(Given problem): State only the count of lines in the listing below that hold "ball".

(Listed records):
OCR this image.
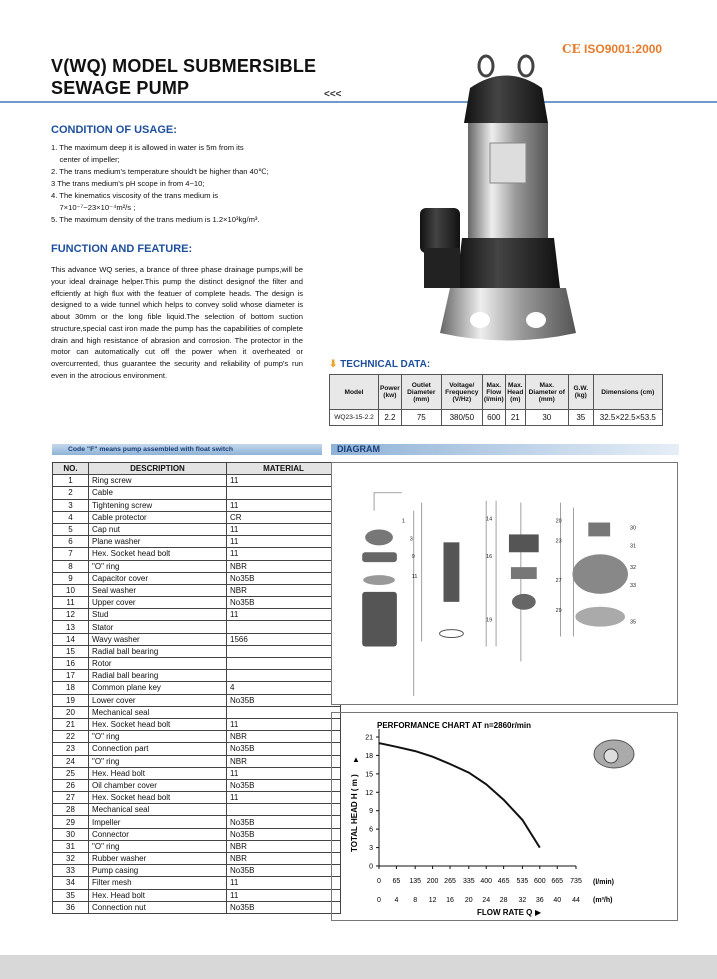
V(WQ) MODEL SUBMERSIBLE
SEWAGE PUMP	<<<
CE ISO9001:2000
CONDITION OF USAGE:
1. The maximum deep it is allowed in water is 5m from its
center of impeller;
2. The trans medium's temperature should't be higher than 40℃;
3 The trans medium's pH scope in from 4~10;
4. The kinematics viscosity of the trans medium is
7×10⁻⁷~23×10⁻⁴m²/s ;
5. The maximum density of the trans medium is 1.2×10³kg/m³.
FUNCTION AND FEATURE:
This advance WQ series, a brance of three phase drainage pumps,will be your ideal drainage helper.This pump the distinct designof the filter and effciently at high flux with the featuer of complete heads. The design is designed to a wide tunnel which helps to convey solid whose diameter is about 30mm or the long fible liquid.The selection of bottom suction structure,special cast iron made the pump has the capabilities of complete drain and high resistance of abrasion and corrosion. The protector in the motor can automatically cut off the power when it overheated or overcurrented, thus guarantee the security and reliability of pump's run even in the atrocious environment.
⬇ TECHNICAL DATA:
Model	Power (kw)	Outlet Diameter (mm)	Voltage/ Frequency (V/Hz)	Max. Flow (l/min)	Max. Head (m)	Max. Diameter of (mm)	G.W. (kg)	Dimensions (cm)
WQ23-15-2.2	2.2	75	380/50	600	21	30	35	32.5×22.5×53.5
Code "F" means pump assembled with float switch	DIAGRAM
NO.	DESCRIPTION	MATERIAL
1	Ring screw	11
2	Cable	
3	Tightening screw	11
4	Cable protector	CR
5	Cap nut	11
6	Plane washer	11
7	Hex. Socket head bolt	11
8	"O" ring	NBR
9	Capacitor cover	No35B
10	Seal washer	NBR
11	Upper cover	No35B
12	Stud	11
13	Stator	
14	Wavy washer	1566
15	Radial ball bearing	
16	Rotor	
17	Radial ball bearing	
18	Common plane key	4
19	Lower cover	No35B
20	Mechanical seal	
21	Hex. Socket head bolt	11
22	"O" ring	NBR
23	Connection part	No35B
24	"O" ring	NBR
25	Hex. Head bolt	11
26	Oil chamber cover	No35B
27	Hex. Socket head bolt	11
28	Mechanical seal	
29	Impeller	No35B
30	Connector	No35B
31	"O" ring	NBR
32	Rubber washer	NBR
33	Pump casing	No35B
34	Filter mesh	11
35	Hex. Head bolt	11
36	Connection nut	No35B
1
3
9
11
14
16
19
20
23
27
29
30
31
32
33
35
PERFORMANCE CHART AT n=2860r/min
TOTAL HEAD H ( m )
FLOW RATE Q ▶
(l/min)
(m³/h)
▲
21
18
15
12
9
6
3
0
0
0
65
4
135
8
200
12
265
16
335
20
400
24
465
28
535
32
600
36
665
40
735
44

(Expected answer): 2